[Dataset rows about figures]
================
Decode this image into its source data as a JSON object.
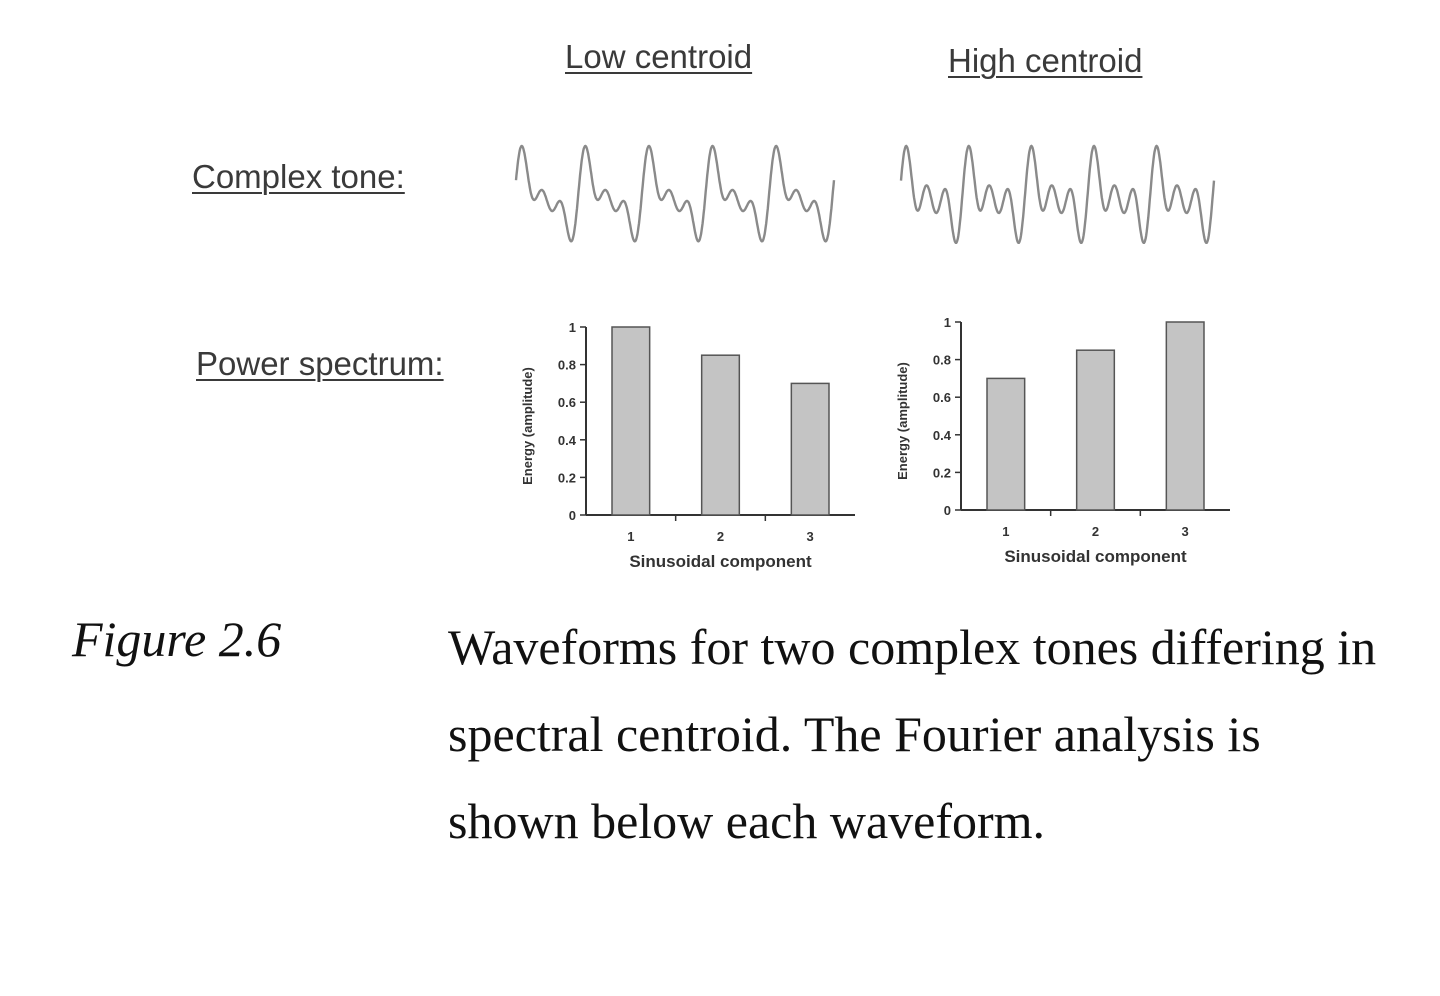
{
  "figure": {
    "columns": {
      "low": "Low centroid",
      "high": "High centroid"
    },
    "rows": {
      "waveform": "Complex tone:",
      "spectrum": "Power spectrum:"
    },
    "caption": {
      "label": "Figure 2.6",
      "text": "Waveforms for two complex tones differing in spectral centroid. The Fourier analysis is shown below each waveform."
    },
    "colors": {
      "bar_fill": "#c4c4c4",
      "bar_stroke": "#555555",
      "wave_stroke": "#8a8a8a",
      "axis": "#333333"
    }
  },
  "chart_data": [
    {
      "type": "bar",
      "column": "Low centroid",
      "categories": [
        "1",
        "2",
        "3"
      ],
      "values": [
        1.0,
        0.85,
        0.7
      ],
      "xlabel": "Sinusoidal component",
      "ylabel": "Energy (amplitude)",
      "ylim": [
        0,
        1
      ],
      "yticks": [
        "0",
        "0.2",
        "0.4",
        "0.6",
        "0.8",
        "1"
      ],
      "grid": false
    },
    {
      "type": "bar",
      "column": "High centroid",
      "categories": [
        "1",
        "2",
        "3"
      ],
      "values": [
        0.7,
        0.85,
        1.0
      ],
      "xlabel": "Sinusoidal component",
      "ylabel": "Energy (amplitude)",
      "ylim": [
        0,
        1
      ],
      "yticks": [
        "0",
        "0.2",
        "0.4",
        "0.6",
        "0.8",
        "1"
      ],
      "grid": false
    }
  ]
}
================
- THE PROBLEM -
Quote in full the listing given above; the images are to be left out.

- RIGHT ANSWER -
Decode this image into its source data as a JSON object.
{
  "figure": {
    "columns": {
      "low": "Low centroid",
      "high": "High centroid"
    },
    "rows": {
      "waveform": "Complex tone:",
      "spectrum": "Power spectrum:"
    },
    "caption": {
      "label": "Figure 2.6",
      "text": "Waveforms for two complex tones differing in spectral centroid. The Fourier analysis is shown below each waveform."
    },
    "colors": {
      "bar_fill": "#c4c4c4",
      "bar_stroke": "#555555",
      "wave_stroke": "#8a8a8a",
      "axis": "#333333"
    }
  },
  "chart_data": [
    {
      "type": "bar",
      "column": "Low centroid",
      "categories": [
        "1",
        "2",
        "3"
      ],
      "values": [
        1.0,
        0.85,
        0.7
      ],
      "xlabel": "Sinusoidal component",
      "ylabel": "Energy (amplitude)",
      "ylim": [
        0,
        1
      ],
      "yticks": [
        "0",
        "0.2",
        "0.4",
        "0.6",
        "0.8",
        "1"
      ],
      "grid": false
    },
    {
      "type": "bar",
      "column": "High centroid",
      "categories": [
        "1",
        "2",
        "3"
      ],
      "values": [
        0.7,
        0.85,
        1.0
      ],
      "xlabel": "Sinusoidal component",
      "ylabel": "Energy (amplitude)",
      "ylim": [
        0,
        1
      ],
      "yticks": [
        "0",
        "0.2",
        "0.4",
        "0.6",
        "0.8",
        "1"
      ],
      "grid": false
    }
  ]
}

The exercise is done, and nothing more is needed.